Where: Odda, Norway (unfairly called Norway’s ugliest town by Lonely Planet!)
Plate of food: At the time of our visit, Odda had not expanded its culinary offerings beyond hotdogs (which are a national obsession) and Dolly Dimple’s pizza (arguably another national obsession based on their sheer number of locations). Turns out that suited us just fine because we felt we earned pizza and beer after some day-long hikes and all of that fresh mountain air.
We did eat at a cheerful cafe in Kinsarvik at the other end of the Hardangerfjord. It was nestled next to the camping site and the ferry dock which sums up Kinsarvik in all its glory. The cafe was run by a Kiwi couple who served us some great fish and chips with fish caught from the fjord that morning. I love when you can look up from your plate and see the precise spot your food came from. Doesn’t happen very often, does it? Unless your apartment faces a Dolly Dimple’s….
The best: The beauty of Norway. Odda sits at the edge of a stunning Norwegian fjord in the Hardanger region. It is surrounded by deep green pine forests, glass-like water, and an iron-smelting factory (therein may be the argument for LP’s “ugliest” comment). We arrived there after driving from Stavanger, marveling at the views along the way: thundering waterfalls, rocky peaks, and perfect reflections in the lakes and fjords.

▸ Records excerpted from a collection

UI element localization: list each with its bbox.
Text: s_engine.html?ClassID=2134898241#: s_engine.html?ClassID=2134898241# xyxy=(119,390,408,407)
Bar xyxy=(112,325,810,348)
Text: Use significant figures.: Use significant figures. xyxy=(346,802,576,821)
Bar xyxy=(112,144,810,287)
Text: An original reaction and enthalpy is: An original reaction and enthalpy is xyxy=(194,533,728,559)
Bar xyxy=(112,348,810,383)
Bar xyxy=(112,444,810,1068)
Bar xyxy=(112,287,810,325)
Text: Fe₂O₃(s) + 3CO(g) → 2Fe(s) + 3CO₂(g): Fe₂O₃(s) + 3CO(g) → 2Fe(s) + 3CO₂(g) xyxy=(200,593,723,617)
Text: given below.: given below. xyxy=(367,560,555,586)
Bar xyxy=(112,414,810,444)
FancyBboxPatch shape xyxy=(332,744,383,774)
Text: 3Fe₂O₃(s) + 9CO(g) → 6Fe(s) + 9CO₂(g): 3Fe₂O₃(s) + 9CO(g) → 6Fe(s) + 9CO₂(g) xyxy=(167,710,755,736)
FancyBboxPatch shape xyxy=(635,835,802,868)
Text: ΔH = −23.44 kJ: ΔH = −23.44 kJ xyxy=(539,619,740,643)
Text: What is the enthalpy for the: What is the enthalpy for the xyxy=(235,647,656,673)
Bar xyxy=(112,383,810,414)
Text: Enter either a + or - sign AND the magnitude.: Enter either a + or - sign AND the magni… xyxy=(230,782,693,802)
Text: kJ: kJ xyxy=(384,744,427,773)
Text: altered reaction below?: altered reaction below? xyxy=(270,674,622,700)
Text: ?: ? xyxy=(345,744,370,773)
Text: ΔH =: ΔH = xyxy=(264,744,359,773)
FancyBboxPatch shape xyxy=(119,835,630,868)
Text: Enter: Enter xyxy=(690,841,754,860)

▸ TO-DO LIST
A. From the Odda travel piece, repeat the text between "Plate of food: At" and "fresh mountain air.", inclusive.
B. In the Odda travel piece, who ran the cafe in Kinsarvik?
C. Write the next part of the Odda travel piece, picking up after its final sentence.

▸ EXPECTED OUTPUTS
A.
Plate of food: At the time of our visit, Odda had not expanded its culinary offerings beyond hotdogs (which are a national obsession) and Dolly Dimple’s pizza (arguably another national obsession based on their sheer number of locations). Turns out that suited us just fine because we felt we earned pizza and beer after some day-long hikes and all of that fresh mountain air.

B. A Kiwi couple ran it.

C.
On one side of the Hardangerfjord is Folgefonna glacier and on the other there are apple orchards which were in bloom when we were there. It was spectacular to look out across rows of white blossoming trees to the dark waters of the fjord and the icy lip of the glacier above. The composer Edvard Grieg composed some of his most famous works here – it’s no surprise, this scenery nearly rendered me musical, too.
Story that needs to be told: One of our hikes took us straight up out of the sleepy town through a pine forest. The path climbed sharply following the equally steep side of the fjord. We stopped often to admire the view and to drink fresh glacial water that poured from special spouts in the hillside. It was refreshing, but we could only drink a few handfuls before our fingers became red and stiff from the cold. We continued up along pathways made bouncy by the deep cover of fragrant pine needles until we reached a waterfall.
This was our destination chosen from our map, but we saw that the route continued upwards. We consulted the map and, indeed, you could follow the path up to a hiker’s hut. We still felt fairly fresh so we decided to forge on.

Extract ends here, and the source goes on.